# START OF INFORMATION SUPPLIED

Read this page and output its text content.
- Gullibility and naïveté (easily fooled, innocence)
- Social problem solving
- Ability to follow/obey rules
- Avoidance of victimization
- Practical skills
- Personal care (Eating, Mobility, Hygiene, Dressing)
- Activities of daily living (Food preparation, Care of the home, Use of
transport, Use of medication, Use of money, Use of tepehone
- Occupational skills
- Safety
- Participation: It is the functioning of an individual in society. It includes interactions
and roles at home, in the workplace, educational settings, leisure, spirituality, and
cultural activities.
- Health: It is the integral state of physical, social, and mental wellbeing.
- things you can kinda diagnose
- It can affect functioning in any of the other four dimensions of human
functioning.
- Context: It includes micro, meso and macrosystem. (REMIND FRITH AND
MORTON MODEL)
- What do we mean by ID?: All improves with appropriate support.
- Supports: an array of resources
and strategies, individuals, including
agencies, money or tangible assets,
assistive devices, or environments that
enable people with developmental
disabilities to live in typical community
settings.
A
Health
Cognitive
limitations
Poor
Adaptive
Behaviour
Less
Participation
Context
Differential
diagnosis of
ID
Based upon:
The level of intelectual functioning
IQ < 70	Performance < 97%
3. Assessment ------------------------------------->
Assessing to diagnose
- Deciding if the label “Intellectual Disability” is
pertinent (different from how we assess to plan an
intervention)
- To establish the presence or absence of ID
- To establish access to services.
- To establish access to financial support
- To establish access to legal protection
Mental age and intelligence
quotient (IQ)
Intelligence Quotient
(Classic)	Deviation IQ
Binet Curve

# END OF INFORMATION SUPPLIED

**YOUR OBJECTIVE:** Copy all lines of the material above where the string "skills" occurs.

**THE OUTPUT:**
- Practical skills
- Occupational skills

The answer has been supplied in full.